*AIM OF THE TASK*
Copy each line below in which the string "with" occurs.

[Dataset records]
--------------------------------------------------
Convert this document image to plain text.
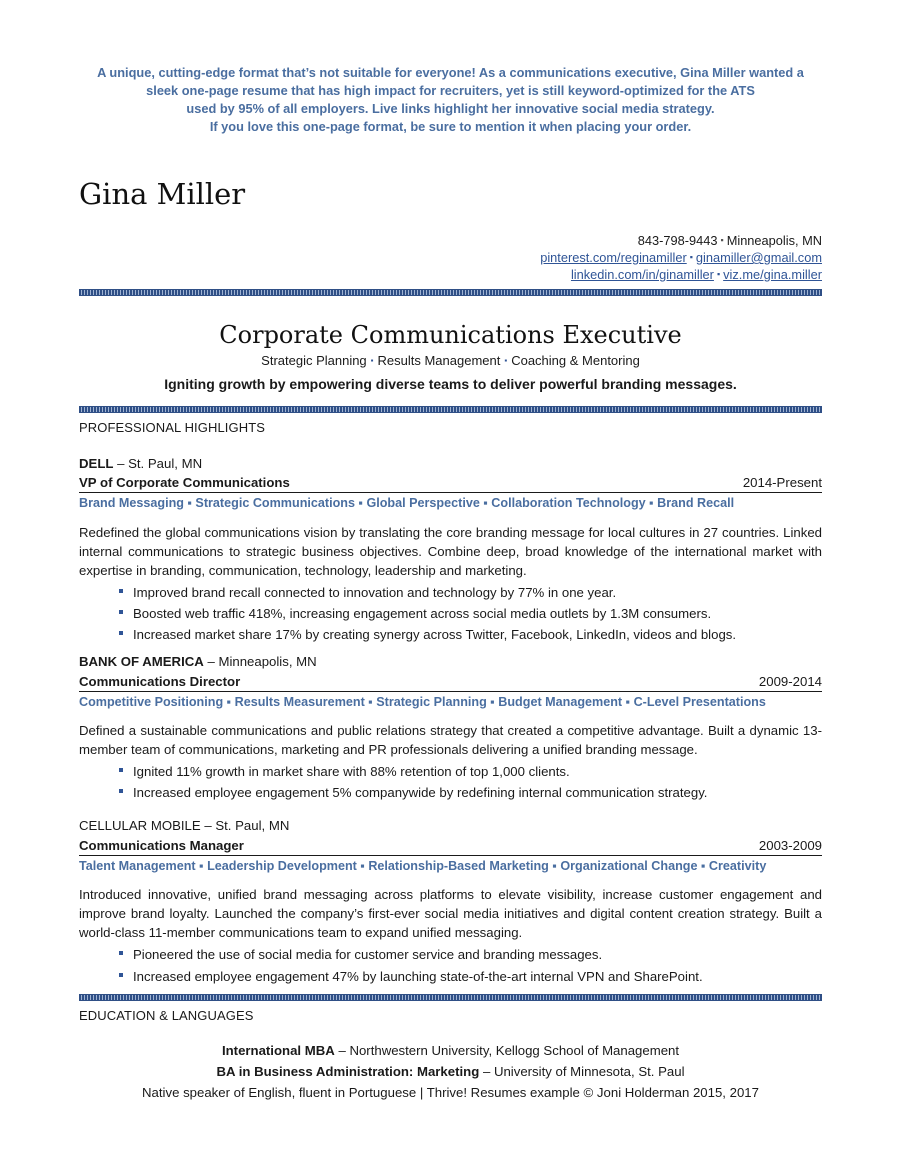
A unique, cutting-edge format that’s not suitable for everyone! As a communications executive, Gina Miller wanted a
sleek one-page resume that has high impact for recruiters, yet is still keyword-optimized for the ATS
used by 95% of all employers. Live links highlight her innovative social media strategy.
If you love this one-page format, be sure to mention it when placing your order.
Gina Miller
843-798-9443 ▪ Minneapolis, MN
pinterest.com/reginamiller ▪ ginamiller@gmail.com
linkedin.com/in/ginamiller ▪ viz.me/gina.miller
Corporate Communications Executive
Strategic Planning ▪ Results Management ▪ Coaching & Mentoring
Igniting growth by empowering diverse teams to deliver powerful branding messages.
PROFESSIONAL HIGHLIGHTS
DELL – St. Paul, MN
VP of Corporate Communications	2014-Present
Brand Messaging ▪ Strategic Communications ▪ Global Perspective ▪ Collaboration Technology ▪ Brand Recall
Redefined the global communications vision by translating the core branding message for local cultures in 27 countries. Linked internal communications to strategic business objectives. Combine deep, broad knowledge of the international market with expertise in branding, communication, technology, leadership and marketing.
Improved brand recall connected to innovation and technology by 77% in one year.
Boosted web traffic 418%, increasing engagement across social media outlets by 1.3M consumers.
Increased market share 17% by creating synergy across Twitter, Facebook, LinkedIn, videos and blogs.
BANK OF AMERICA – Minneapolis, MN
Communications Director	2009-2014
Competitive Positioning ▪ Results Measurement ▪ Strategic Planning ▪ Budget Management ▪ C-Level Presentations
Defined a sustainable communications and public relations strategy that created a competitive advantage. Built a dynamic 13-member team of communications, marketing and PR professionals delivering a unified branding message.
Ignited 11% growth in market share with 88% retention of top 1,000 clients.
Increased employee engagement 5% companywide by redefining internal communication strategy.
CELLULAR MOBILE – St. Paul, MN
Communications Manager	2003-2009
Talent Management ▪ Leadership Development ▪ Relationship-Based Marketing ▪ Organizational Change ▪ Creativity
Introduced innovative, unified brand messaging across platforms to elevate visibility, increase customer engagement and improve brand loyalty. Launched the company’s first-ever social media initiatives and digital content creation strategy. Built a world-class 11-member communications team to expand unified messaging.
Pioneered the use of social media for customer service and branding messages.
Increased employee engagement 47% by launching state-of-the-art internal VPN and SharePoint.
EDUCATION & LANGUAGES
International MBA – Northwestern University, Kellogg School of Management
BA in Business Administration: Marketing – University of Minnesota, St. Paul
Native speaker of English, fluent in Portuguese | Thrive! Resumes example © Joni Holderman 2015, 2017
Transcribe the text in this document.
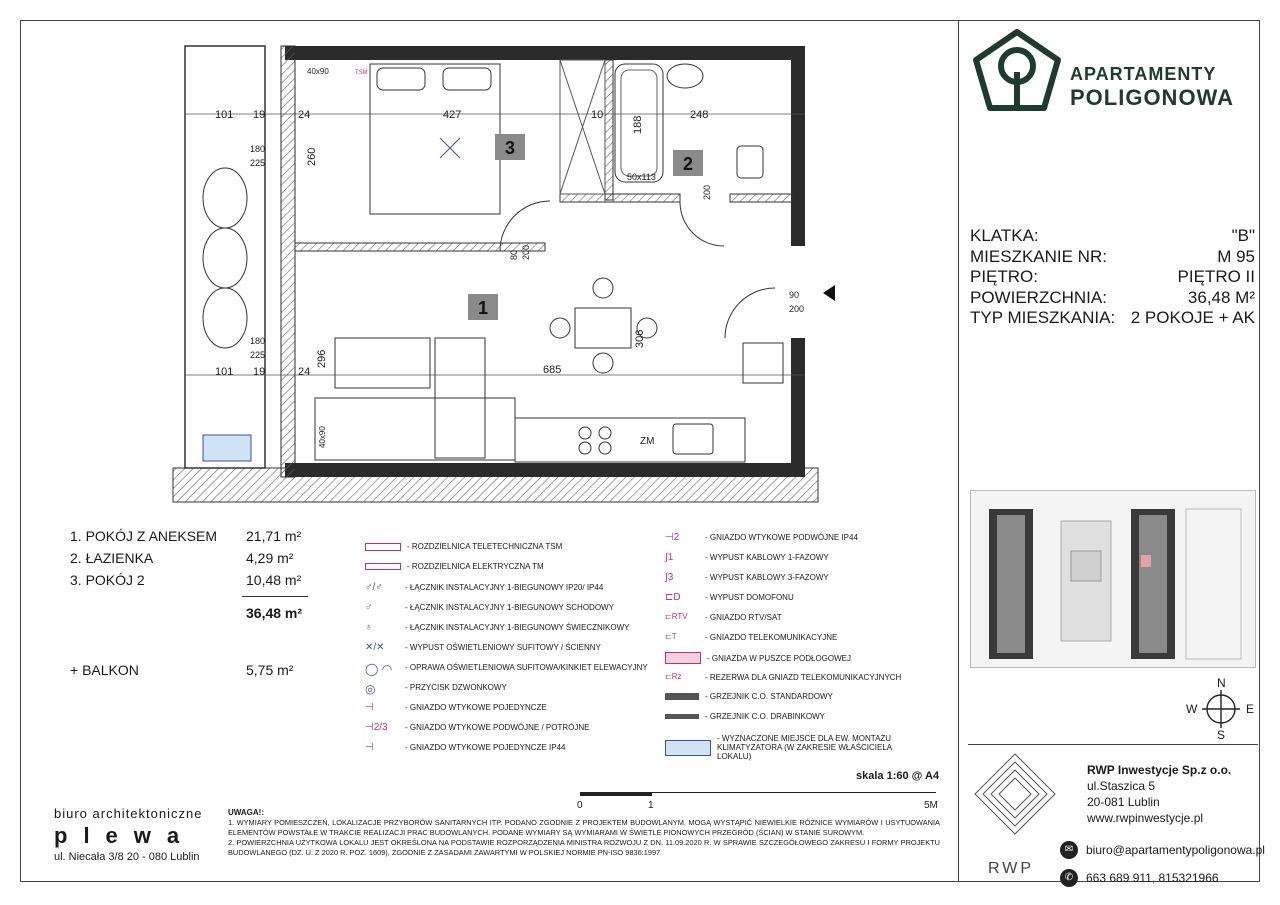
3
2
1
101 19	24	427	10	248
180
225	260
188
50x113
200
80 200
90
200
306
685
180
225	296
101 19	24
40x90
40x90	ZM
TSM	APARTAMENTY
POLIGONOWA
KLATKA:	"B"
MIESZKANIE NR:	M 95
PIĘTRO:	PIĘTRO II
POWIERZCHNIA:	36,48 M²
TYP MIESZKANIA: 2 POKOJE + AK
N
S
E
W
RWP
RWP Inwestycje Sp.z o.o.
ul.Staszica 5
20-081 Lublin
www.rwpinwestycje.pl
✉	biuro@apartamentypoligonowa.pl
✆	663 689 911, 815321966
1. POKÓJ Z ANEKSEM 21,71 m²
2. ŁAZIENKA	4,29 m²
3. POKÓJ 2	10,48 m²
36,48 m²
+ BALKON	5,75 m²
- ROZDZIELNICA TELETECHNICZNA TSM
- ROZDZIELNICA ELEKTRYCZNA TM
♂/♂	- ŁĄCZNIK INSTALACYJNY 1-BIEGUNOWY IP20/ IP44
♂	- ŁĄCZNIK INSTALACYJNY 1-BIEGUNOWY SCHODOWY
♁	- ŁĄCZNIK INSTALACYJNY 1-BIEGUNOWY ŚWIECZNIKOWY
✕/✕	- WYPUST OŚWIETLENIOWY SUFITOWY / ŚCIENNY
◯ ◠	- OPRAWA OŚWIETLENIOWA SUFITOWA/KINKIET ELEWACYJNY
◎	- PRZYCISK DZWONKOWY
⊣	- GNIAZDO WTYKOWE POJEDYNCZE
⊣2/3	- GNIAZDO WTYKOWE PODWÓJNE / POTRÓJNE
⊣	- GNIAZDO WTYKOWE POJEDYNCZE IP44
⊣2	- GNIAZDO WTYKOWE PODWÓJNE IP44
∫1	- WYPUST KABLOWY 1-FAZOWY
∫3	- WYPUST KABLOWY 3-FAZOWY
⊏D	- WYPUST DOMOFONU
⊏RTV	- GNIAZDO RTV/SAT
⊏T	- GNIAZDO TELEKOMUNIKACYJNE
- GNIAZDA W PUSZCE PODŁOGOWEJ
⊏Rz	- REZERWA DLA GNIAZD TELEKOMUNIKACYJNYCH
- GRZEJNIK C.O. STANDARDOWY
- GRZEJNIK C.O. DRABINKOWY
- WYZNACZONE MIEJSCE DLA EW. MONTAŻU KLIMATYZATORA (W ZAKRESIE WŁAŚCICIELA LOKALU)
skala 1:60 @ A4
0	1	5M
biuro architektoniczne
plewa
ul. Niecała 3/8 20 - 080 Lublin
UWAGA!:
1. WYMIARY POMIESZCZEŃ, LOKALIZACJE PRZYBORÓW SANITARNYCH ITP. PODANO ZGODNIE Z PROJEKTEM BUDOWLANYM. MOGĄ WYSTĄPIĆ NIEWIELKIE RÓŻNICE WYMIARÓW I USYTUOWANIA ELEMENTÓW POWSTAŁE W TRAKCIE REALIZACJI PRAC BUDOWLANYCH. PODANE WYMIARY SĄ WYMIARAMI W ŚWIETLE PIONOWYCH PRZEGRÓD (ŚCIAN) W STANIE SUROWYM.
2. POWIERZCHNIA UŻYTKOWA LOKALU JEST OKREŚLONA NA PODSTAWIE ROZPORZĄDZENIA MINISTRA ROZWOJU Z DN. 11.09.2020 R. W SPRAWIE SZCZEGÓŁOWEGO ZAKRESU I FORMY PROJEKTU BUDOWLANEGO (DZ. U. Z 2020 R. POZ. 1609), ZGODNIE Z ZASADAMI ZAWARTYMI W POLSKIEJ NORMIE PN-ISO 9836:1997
--------------------------------------------------
*TASK RESPONSE*
Redefined the global communications vision by translating the core branding message for local cultures in 27 countries. Linked internal communications to strategic business objectives. Combine deep, broad knowledge of the international market with expertise in branding, communication, technology, leadership and marketing.
Ignited 11% growth in market share with 88% retention of top 1,000 clients.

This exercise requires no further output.